AIM:
In the records that follow, locate every line with "того" and extract it.

MATERIAL TO PROCESS:
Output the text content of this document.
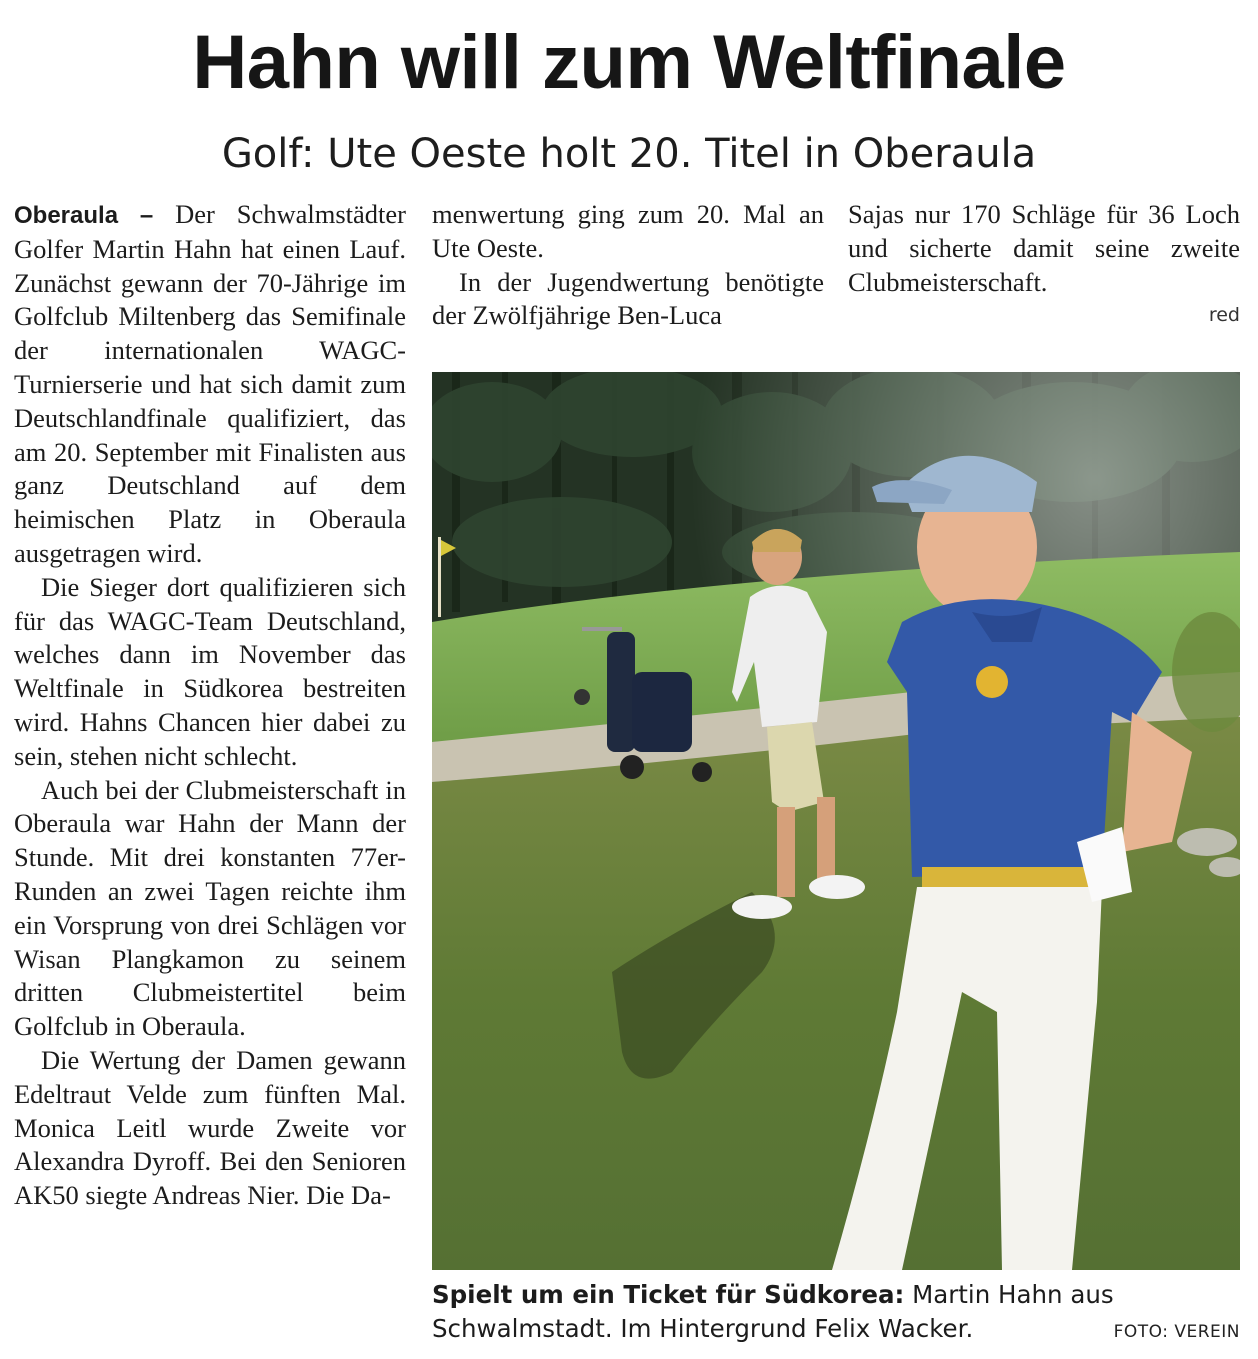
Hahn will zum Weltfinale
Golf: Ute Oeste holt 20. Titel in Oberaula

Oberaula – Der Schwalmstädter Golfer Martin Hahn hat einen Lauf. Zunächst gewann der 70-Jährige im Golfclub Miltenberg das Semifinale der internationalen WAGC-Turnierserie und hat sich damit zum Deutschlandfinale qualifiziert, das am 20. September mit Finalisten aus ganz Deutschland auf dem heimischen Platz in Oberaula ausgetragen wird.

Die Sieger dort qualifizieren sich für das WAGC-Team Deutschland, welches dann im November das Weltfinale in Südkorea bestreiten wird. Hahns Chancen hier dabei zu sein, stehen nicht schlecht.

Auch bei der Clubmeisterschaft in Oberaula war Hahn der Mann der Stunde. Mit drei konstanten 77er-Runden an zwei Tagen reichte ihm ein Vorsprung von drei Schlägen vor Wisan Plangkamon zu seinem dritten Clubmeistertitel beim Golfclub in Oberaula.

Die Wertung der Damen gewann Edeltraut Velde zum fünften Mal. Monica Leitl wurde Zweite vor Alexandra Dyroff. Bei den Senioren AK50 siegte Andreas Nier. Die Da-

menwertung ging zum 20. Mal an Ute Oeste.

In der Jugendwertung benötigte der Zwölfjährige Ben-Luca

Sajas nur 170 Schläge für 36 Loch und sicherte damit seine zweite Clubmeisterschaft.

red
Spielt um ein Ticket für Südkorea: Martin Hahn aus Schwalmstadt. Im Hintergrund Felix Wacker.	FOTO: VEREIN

...

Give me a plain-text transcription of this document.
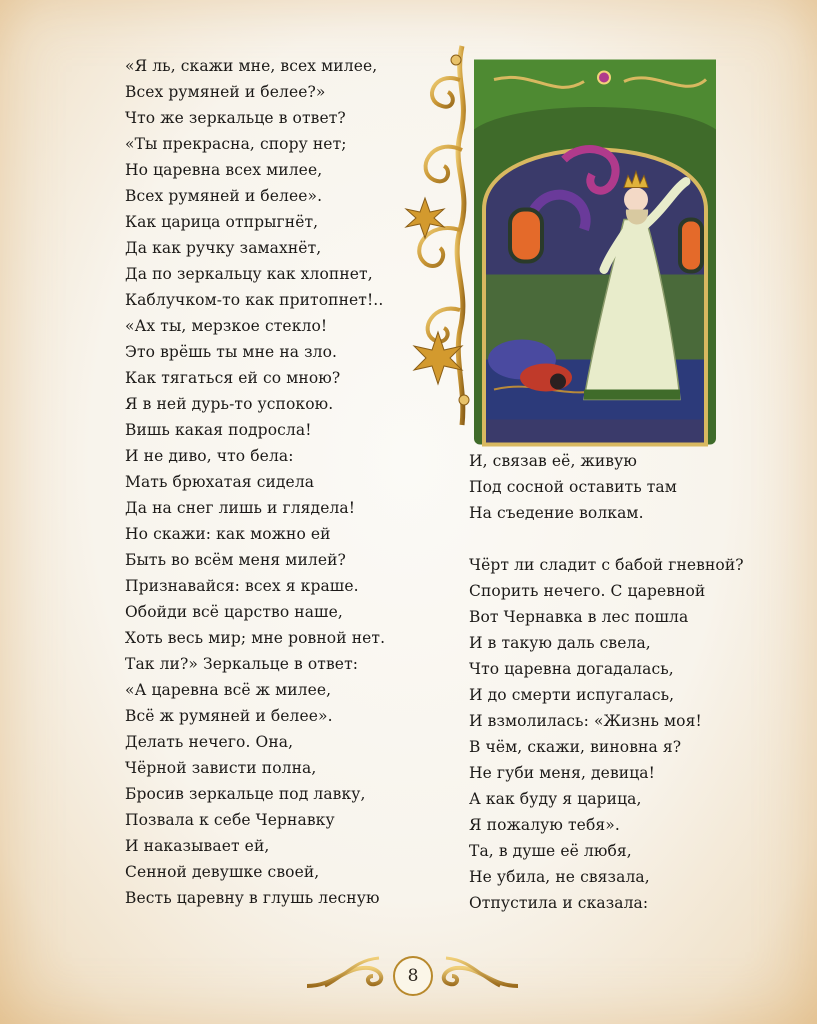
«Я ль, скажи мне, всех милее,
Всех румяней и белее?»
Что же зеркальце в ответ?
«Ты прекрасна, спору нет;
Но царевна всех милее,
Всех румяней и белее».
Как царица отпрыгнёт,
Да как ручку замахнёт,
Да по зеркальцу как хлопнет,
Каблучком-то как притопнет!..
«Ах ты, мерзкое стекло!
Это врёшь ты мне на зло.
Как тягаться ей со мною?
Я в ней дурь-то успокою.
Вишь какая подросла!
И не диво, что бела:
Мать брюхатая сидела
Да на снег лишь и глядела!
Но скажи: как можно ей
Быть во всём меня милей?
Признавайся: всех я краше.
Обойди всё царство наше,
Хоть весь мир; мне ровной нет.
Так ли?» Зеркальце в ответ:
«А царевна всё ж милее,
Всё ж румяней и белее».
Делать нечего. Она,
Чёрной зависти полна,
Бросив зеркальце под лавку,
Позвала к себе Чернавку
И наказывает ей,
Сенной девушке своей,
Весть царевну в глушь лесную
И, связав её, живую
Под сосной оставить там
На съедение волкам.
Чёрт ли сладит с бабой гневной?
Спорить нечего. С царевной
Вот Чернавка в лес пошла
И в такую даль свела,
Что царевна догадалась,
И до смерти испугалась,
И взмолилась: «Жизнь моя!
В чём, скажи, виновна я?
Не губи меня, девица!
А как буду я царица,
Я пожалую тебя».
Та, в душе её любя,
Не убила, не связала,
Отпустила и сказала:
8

---

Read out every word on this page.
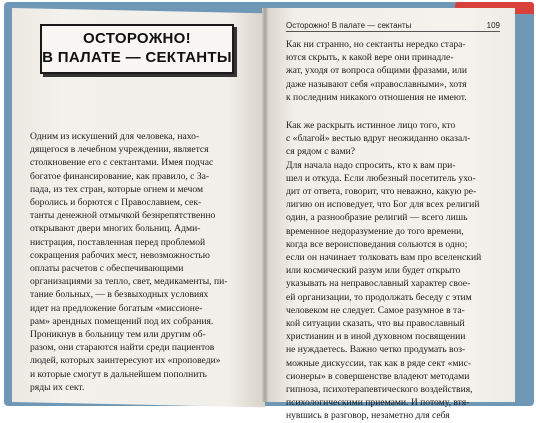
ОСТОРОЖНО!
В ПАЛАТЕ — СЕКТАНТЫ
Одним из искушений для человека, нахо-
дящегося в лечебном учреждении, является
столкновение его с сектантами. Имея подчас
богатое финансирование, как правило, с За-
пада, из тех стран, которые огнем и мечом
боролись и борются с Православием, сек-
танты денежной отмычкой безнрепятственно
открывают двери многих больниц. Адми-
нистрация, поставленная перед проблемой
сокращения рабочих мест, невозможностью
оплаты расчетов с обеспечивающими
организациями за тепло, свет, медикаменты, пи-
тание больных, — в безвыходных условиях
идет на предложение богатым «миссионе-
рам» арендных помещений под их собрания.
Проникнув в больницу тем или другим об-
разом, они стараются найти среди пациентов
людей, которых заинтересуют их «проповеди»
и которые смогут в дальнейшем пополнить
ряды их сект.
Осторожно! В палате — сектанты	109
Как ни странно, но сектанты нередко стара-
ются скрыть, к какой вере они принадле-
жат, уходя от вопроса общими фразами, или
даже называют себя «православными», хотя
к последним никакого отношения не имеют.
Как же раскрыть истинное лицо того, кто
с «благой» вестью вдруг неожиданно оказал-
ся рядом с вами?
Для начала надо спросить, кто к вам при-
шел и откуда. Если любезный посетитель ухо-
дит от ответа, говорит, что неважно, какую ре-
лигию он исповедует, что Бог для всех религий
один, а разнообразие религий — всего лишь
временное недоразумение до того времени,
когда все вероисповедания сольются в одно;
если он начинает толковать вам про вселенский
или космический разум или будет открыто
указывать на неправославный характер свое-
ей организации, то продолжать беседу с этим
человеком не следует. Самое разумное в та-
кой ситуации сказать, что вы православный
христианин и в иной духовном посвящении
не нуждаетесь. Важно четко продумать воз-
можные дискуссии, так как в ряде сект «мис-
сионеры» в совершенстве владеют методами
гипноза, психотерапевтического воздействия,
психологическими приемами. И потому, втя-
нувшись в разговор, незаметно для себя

EXPECTED ANSWER:
Как же раскрыть истинное лицо того, кто
временное недоразумение до того времени,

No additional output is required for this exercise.